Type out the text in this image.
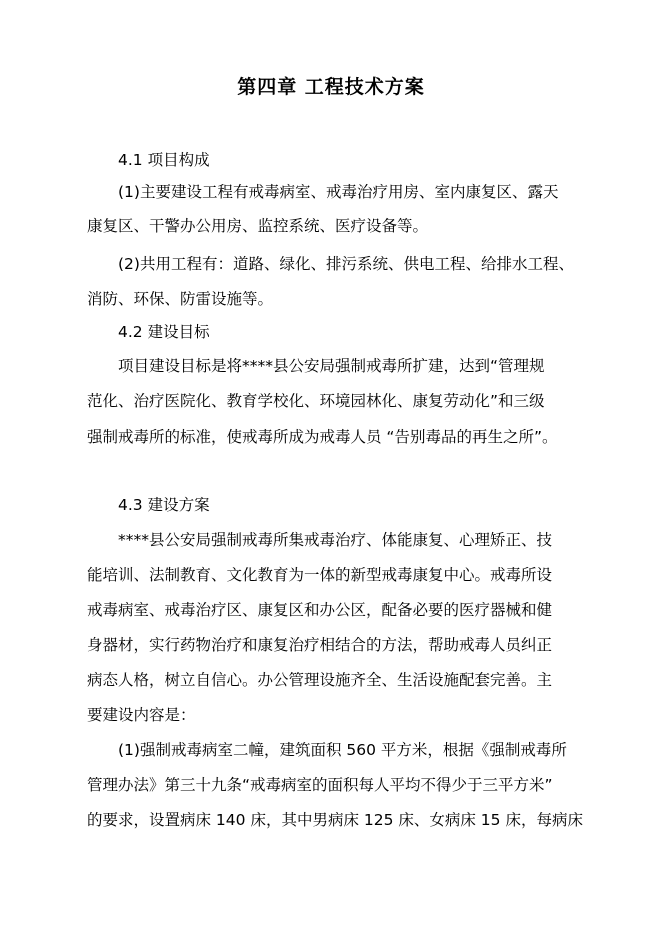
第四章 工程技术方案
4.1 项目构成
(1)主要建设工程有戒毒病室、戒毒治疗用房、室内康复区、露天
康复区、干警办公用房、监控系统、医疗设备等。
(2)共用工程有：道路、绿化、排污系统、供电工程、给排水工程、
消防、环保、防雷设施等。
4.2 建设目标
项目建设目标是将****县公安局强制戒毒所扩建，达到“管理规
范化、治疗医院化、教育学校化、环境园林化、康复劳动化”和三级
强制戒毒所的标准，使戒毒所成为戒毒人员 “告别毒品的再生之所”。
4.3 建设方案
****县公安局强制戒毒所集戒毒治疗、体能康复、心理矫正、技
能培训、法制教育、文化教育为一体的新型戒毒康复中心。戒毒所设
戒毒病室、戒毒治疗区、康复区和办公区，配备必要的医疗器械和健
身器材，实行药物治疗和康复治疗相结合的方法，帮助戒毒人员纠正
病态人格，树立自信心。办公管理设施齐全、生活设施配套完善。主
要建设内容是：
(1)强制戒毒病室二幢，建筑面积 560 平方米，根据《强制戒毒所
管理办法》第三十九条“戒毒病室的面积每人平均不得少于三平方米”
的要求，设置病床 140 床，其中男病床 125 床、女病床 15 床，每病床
______
Quote the material in full and exactly; do not carry over its pictures.

» CORRECT RESULT
Type out the text in this image.
第四章 工程技术方案
4.1 项目构成
(1)主要建设工程有戒毒病室、戒毒治疗用房、室内康复区、露天
康复区、干警办公用房、监控系统、医疗设备等。
(2)共用工程有：道路、绿化、排污系统、供电工程、给排水工程、
消防、环保、防雷设施等。
4.2 建设目标
项目建设目标是将****县公安局强制戒毒所扩建，达到“管理规
范化、治疗医院化、教育学校化、环境园林化、康复劳动化”和三级
强制戒毒所的标准，使戒毒所成为戒毒人员 “告别毒品的再生之所”。
4.3 建设方案
****县公安局强制戒毒所集戒毒治疗、体能康复、心理矫正、技
能培训、法制教育、文化教育为一体的新型戒毒康复中心。戒毒所设
戒毒病室、戒毒治疗区、康复区和办公区，配备必要的医疗器械和健
身器材，实行药物治疗和康复治疗相结合的方法，帮助戒毒人员纠正
病态人格，树立自信心。办公管理设施齐全、生活设施配套完善。主
要建设内容是：
(1)强制戒毒病室二幢，建筑面积 560 平方米，根据《强制戒毒所
管理办法》第三十九条“戒毒病室的面积每人平均不得少于三平方米”
的要求，设置病床 140 床，其中男病床 125 床、女病床 15 床，每病床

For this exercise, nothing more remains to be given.